**Document section**:

— START —

While
the problem of leadership has always been the liberation movement's growing
problem from a necessity point of view, it has now taken on the character of an
inescapable concern. Through leadership quality, society can have a dialogue
with itself about the future. Given that leaders are, and in a materialist
doctrine sense, 'products of circumstances and upbringing, and that, therefore,
changed leaders are products of other circumstances and upbringing, we tend to
forget that leaders of organisations change circumstances and the leadership
environment'. The African National Congress has, in the last three decades,
been in a complex dialogue with itself about what value system it wants to
project itself as representing now that it commands the state power.
In the vortex of policy pronouncements and
preoccupation with the deconstruction of the apartheid system, the liberation
movement believed in the persuasive potency of its documents, notably the eye
of the needle, more than the prowess of the role models it allowed, through
deployment, to determine the cadence of its leadership responsibility towards
society. Given that those in leadership will be brought closer to each other
because of their mutual respect, which flows from sharing in the confraternity
of power, it has not been easy to thread a philosophy of leadership outside the
paradigm of problematising authority as a necessary structure to ensure
stability and succession. There are leaders that end up in front of others, a context often
mistaken to mean that those behind them are following when being in front is
what most are clamouring for.

— END —

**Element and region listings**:

— START —

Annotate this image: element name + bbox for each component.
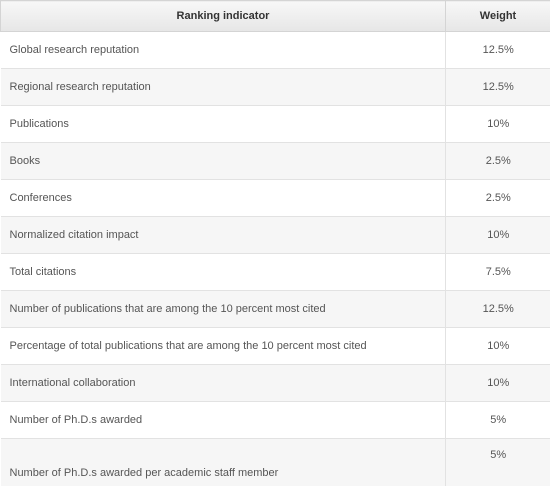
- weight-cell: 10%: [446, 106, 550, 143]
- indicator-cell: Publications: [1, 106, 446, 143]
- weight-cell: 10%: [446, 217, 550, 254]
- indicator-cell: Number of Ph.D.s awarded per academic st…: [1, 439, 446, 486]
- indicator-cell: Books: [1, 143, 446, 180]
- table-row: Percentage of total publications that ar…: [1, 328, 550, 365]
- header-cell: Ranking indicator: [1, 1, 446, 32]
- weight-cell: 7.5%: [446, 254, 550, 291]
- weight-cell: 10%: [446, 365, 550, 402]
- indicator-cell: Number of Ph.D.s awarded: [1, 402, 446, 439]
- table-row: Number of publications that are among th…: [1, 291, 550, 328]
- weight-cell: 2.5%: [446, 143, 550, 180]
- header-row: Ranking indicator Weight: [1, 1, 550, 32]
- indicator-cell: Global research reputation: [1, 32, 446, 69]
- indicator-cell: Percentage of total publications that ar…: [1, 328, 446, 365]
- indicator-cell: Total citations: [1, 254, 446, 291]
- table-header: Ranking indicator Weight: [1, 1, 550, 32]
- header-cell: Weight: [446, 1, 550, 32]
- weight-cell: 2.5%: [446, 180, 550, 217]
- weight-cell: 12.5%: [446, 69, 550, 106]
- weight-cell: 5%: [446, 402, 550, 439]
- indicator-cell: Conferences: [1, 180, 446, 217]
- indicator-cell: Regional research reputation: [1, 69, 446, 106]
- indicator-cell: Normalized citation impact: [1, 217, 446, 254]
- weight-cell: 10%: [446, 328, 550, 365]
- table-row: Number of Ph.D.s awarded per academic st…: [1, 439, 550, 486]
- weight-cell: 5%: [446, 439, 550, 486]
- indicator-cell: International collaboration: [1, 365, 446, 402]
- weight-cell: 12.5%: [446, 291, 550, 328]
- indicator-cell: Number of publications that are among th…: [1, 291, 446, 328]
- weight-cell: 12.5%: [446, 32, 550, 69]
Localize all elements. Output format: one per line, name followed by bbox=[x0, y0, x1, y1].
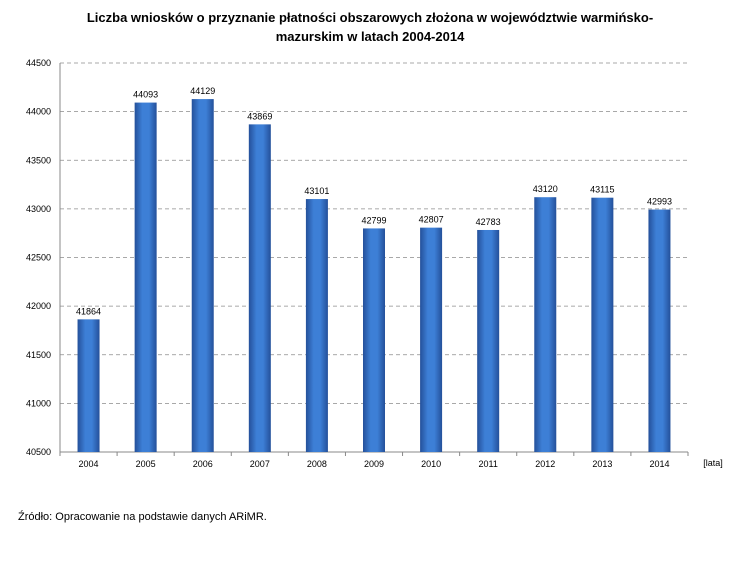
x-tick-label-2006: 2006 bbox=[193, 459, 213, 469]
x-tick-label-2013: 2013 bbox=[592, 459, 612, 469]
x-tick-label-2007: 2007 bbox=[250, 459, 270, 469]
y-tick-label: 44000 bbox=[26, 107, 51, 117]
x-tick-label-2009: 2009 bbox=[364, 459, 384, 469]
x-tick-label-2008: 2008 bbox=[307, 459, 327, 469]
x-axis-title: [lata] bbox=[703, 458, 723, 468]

— END —

**Task**:
Continue the passage on leadership in the liberation movement, starting after its last sentence. These records are separate material with no connection to the text.

**Result**:
The resignation of Mavuso Msimanga, and
potentially others that did not go public, given the warning of the ANC SG to
stalwarts, carries with it the reputational value that has been manufactured
and curated around him. He resigns from the positional advantages of Deputy
Chairperson of the MKVA and an influential member of the 101 Veterans of the
ANC. These organisations possess the largest concentration of in-ANC
person-days experience, which creates a critical bridge of in-ANC generations
that only written accounts can attempt to complete. While his resignation will
uproot him from the institutional edifice the ANC afforded him with power to
influence, the societal positions he occupies in the memory of society will
determine the new reach of his value to South Africa.
Basic political theory teaches that
individuals are components of interests. They are embodiments of the
diversities in society upon which politics are generally based. Their sovereign
character as individuals makes them not simply puppets of interests but can
operate as nodes of sponsored blocks of interests. With accumulated social,
political, and economic capital, they can quickly become the substrates of
interests and thus affect the course of politics by their opinions or
coalitions.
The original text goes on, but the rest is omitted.